** PROVIDED DATA **

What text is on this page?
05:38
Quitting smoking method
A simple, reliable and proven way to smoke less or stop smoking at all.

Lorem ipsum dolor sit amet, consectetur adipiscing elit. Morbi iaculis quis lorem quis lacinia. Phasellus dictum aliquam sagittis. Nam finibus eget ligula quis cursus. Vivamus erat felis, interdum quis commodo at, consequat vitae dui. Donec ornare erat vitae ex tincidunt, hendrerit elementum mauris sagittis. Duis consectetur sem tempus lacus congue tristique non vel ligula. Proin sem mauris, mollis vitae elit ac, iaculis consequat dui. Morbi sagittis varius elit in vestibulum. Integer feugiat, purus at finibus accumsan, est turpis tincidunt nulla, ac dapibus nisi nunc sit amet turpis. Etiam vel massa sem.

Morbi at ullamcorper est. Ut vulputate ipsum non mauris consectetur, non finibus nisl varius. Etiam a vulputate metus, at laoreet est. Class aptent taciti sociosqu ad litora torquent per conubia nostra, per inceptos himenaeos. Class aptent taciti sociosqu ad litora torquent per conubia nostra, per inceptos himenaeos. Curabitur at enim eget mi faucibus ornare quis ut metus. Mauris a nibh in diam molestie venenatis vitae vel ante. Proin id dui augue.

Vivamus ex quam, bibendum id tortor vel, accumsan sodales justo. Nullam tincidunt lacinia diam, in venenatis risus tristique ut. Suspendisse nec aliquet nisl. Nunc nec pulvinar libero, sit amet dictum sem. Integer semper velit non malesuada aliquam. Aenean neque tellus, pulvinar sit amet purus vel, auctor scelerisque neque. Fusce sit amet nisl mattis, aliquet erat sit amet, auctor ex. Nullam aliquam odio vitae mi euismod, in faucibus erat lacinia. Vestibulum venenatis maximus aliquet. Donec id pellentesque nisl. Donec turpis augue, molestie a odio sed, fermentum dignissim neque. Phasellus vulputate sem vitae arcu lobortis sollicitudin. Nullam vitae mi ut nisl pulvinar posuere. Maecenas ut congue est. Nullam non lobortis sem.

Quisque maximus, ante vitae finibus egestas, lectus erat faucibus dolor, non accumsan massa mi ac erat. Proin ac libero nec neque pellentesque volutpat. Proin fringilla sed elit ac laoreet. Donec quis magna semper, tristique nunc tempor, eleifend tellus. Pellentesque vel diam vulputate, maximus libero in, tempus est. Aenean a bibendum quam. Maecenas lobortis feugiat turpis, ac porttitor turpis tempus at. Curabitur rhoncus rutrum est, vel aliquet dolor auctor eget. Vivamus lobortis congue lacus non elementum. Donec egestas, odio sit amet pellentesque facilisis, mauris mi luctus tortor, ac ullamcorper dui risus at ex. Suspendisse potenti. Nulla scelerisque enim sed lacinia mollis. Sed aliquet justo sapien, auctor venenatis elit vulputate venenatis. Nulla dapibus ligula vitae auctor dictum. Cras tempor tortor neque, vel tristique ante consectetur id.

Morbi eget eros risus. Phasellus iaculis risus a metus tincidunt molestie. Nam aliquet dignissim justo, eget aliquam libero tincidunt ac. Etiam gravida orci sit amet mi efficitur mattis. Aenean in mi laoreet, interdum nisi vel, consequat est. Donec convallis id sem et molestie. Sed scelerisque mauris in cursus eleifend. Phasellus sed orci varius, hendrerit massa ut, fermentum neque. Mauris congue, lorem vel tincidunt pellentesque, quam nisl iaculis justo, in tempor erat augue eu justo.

** GOAL **
Note how many lines of the material contain the string "smoking". Then report that number by itself.

** EXERCISE RESPONSE **
2